Consigne écrite 1: Relevez toutes les personnes que l'extrait sur les légendes rhénanes désigne par leur nom propre, sans compter les surnoms ni les titres.

Extrait présenté:
Autour de lui, la légende rhénane groupe : ses fidèles vétérans du Rhin. Elle célèbre Spohn, le petite menuisier de Coblence qui, devenu caporal au 36e régiment d’infanterie, sauva la vie à Napoléon dans la journée d’Austerlitz en lui prêtant son shako, et, cet autre, natif de Sarrelouis où il prit sa retraite, qui lança à l’Empereur la fameuse réplique : « Quand même tu serais le Petit Caporal, tu ne passeras pas. »

Pour tous ces serviteurs de la France napoléonienne, si vite entrés dans la légende, la Rhénanie a fourni deux artistes, Heine et Schumann, dont les Deux Grenadiers symbolisent un attachement qui dure même après la défaite. Et aujourd’hui encore, chaque année, des cérémonies émouvantes ramènent aux monuments des morts de la Grande Armée les familles des vétérans disparus.

Voilà le Panthéon légendaire des populations rhénanes. La vallée s’ouvre largement à toutes les influences du dehors. Ses héros sont ceux de la grande histoire universelle. D’où qu’ils viennent, elle accueille leurs activités bienfaisantes. Elle nationalise toutes les figures qui, à travers les siècles, lui furent tutélaires. Et pourtant ces légendes n’ont aucune banalité cosmopolite : d’un caractère profondément humain, elles appartiennent en propre aux populations rhénanes, au même titre que leurs ruines et que leur histoire. Elles sont faites de leur chair et de leur sang, de leurs souvenirs les plus amers, et surtout de leurs espérances et de leurs réconforts.

Consigne écrite 2: Dans les lignes du premier bloc, réécrivez tout ce qui va de la ligne contenant "Output each element" jusqu'à celle contenant "bar — [711, 1057, 731, 1080]" en remplaçant "bar" par "barre". Laissez les images de côté.

Extraits des lignes:
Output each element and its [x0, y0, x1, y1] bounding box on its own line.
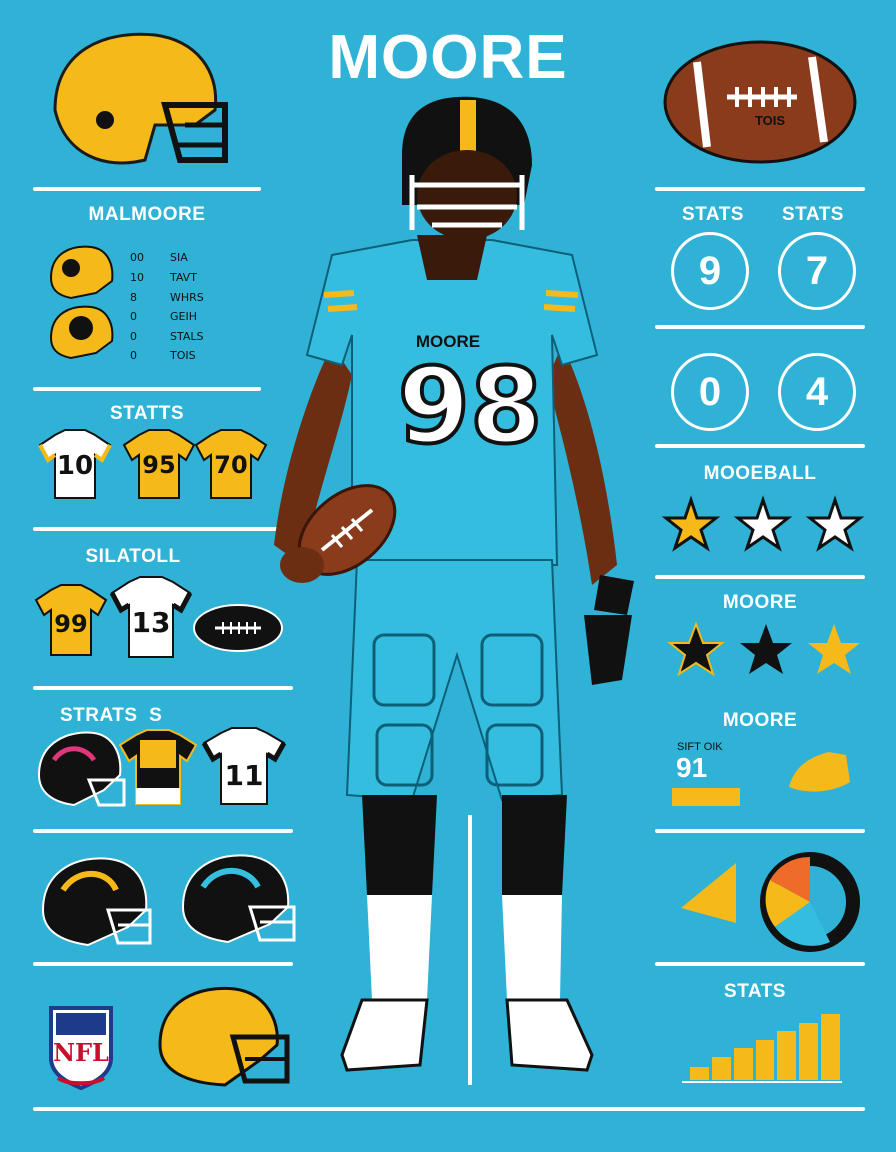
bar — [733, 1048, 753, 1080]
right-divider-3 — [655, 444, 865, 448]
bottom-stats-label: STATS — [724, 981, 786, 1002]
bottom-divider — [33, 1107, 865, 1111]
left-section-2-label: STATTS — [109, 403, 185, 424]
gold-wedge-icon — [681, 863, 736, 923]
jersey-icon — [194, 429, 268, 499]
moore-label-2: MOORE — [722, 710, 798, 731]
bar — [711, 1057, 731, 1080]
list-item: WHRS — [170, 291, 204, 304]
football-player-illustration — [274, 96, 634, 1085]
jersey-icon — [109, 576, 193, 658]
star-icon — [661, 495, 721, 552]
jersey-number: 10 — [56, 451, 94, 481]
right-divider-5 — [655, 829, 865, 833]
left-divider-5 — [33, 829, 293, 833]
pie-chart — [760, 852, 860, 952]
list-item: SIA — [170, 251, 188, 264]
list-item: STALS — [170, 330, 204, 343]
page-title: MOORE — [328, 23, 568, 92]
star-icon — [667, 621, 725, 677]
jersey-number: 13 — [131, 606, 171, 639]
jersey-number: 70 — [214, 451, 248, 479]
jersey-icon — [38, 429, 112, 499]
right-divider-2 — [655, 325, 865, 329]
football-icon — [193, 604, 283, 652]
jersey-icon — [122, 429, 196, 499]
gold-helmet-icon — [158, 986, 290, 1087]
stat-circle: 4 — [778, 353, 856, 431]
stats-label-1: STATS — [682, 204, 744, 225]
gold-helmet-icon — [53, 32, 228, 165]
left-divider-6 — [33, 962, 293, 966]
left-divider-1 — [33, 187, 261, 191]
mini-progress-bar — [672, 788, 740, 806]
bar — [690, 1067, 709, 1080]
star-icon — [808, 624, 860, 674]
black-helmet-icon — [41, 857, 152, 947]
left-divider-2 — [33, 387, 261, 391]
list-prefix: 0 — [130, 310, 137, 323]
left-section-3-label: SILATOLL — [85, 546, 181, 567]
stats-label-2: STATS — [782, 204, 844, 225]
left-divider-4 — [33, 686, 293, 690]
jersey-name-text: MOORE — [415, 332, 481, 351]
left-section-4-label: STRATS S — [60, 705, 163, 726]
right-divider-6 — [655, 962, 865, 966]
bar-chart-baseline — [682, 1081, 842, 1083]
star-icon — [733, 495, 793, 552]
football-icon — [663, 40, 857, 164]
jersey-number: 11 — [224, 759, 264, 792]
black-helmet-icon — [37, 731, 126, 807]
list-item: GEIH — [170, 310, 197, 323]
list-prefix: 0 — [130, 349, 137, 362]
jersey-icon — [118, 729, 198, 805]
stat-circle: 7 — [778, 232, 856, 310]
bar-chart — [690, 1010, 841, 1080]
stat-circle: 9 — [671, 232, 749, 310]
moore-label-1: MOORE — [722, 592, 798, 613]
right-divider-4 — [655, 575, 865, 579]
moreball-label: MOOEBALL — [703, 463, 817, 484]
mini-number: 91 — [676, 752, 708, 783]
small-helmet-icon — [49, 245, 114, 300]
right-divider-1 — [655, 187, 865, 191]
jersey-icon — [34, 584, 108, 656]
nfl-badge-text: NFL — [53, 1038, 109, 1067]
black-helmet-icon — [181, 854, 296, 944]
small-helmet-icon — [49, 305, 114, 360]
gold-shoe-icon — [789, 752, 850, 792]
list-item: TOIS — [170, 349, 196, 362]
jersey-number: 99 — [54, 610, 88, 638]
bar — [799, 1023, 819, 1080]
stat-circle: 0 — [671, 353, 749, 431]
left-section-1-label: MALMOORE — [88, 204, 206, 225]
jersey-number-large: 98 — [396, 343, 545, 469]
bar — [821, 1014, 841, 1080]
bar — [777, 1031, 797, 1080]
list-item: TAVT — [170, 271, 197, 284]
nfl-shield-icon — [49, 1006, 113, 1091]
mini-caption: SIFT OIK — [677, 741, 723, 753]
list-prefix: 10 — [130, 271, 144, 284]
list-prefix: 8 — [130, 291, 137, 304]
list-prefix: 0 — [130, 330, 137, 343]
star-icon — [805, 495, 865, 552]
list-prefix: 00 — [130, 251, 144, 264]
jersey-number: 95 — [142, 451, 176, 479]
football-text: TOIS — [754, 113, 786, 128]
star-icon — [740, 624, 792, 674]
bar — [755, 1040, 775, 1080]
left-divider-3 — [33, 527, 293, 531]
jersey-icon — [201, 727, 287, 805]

...

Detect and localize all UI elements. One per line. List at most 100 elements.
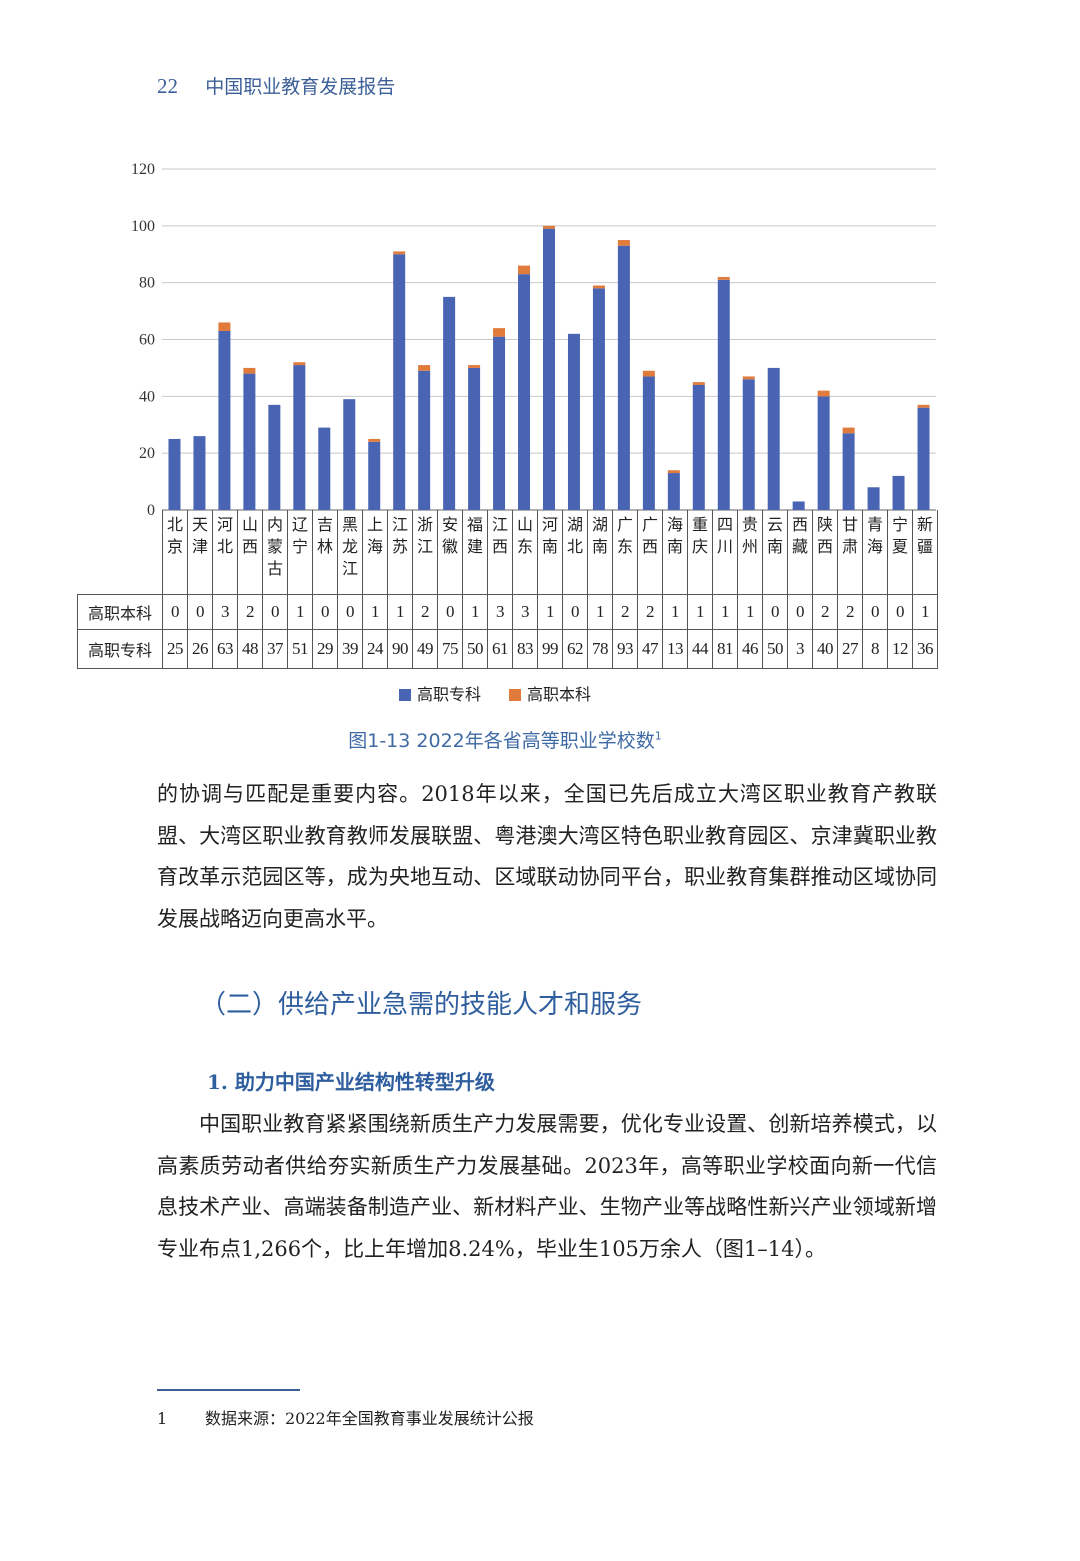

Solution complète 1: Spohn, Napoléon, Heine, Schumann

Solution complète 2:
Output each element and its [x0, y0, x1, y1] bounding box on its own line.
barre — [733, 1048, 753, 1080]
right-divider-3 — [655, 444, 865, 448]
bottom-stats-label: STATS — [724, 981, 786, 1002]
bottom-divider — [33, 1107, 865, 1111]
left-section-2-label: STATTS — [109, 403, 185, 424]
gold-wedge-icon — [681, 863, 736, 923]
jersey-icon — [194, 429, 268, 499]
moore-label-2: MOORE — [722, 710, 798, 731]
barre — [711, 1057, 731, 1080]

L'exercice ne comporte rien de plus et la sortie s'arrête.